_Task inputs_.
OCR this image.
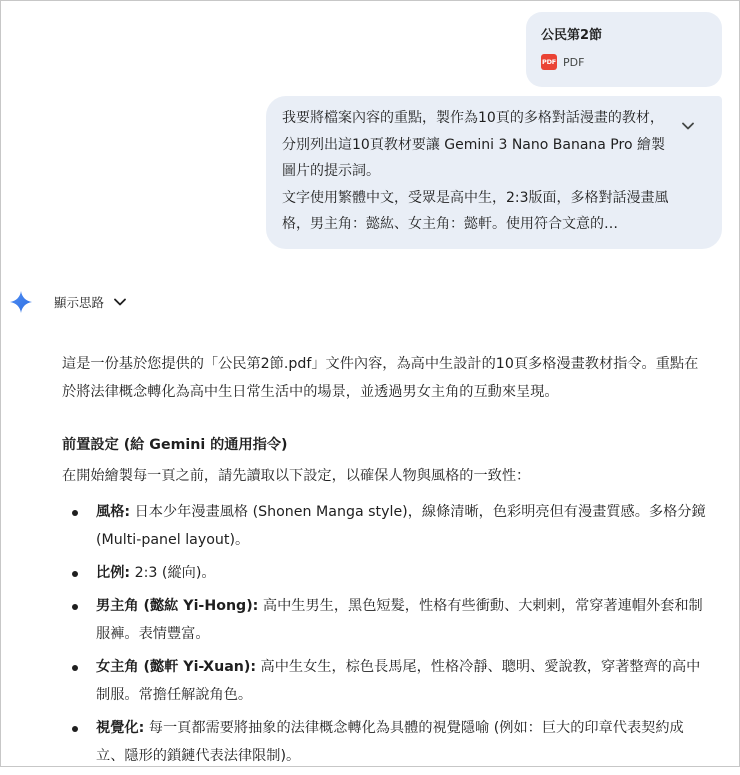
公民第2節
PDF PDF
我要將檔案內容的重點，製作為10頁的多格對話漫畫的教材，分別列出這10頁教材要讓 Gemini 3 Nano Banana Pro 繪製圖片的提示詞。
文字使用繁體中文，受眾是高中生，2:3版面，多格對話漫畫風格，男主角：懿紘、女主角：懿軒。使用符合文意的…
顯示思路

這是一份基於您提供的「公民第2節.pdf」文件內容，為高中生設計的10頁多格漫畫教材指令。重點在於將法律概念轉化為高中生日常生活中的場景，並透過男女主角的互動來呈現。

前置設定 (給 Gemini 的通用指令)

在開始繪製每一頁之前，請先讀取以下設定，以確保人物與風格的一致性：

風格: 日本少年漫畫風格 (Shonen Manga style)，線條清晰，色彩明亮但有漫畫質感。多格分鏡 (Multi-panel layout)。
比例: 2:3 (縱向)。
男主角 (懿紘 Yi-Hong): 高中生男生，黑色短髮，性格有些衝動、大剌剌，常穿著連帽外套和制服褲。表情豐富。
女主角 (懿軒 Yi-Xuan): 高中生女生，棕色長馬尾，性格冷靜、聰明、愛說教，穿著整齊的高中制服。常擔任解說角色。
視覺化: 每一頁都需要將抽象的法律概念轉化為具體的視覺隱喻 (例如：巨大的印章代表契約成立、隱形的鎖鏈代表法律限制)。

_Required work_. Pictures are excluded; repeat every record exactly.

_Answer to this exercise_.
OCR this image.
公民第2節
PDF PDF
我要將檔案內容的重點，製作為10頁的多格對話漫畫的教材，分別列出這10頁教材要讓 Gemini 3 Nano Banana Pro 繪製圖片的提示詞。
文字使用繁體中文，受眾是高中生，2:3版面，多格對話漫畫風格，男主角：懿紘、女主角：懿軒。使用符合文意的…
顯示思路

這是一份基於您提供的「公民第2節.pdf」文件內容，為高中生設計的10頁多格漫畫教材指令。重點在於將法律概念轉化為高中生日常生活中的場景，並透過男女主角的互動來呈現。

前置設定 (給 Gemini 的通用指令)

在開始繪製每一頁之前，請先讀取以下設定，以確保人物與風格的一致性：

風格: 日本少年漫畫風格 (Shonen Manga style)，線條清晰，色彩明亮但有漫畫質感。多格分鏡 (Multi-panel layout)。
比例: 2:3 (縱向)。
男主角 (懿紘 Yi-Hong): 高中生男生，黑色短髮，性格有些衝動、大剌剌，常穿著連帽外套和制服褲。表情豐富。
女主角 (懿軒 Yi-Xuan): 高中生女生，棕色長馬尾，性格冷靜、聰明、愛說教，穿著整齊的高中制服。常擔任解說角色。
視覺化: 每一頁都需要將抽象的法律概念轉化為具體的視覺隱喻 (例如：巨大的印章代表契約成立、隱形的鎖鏈代表法律限制)。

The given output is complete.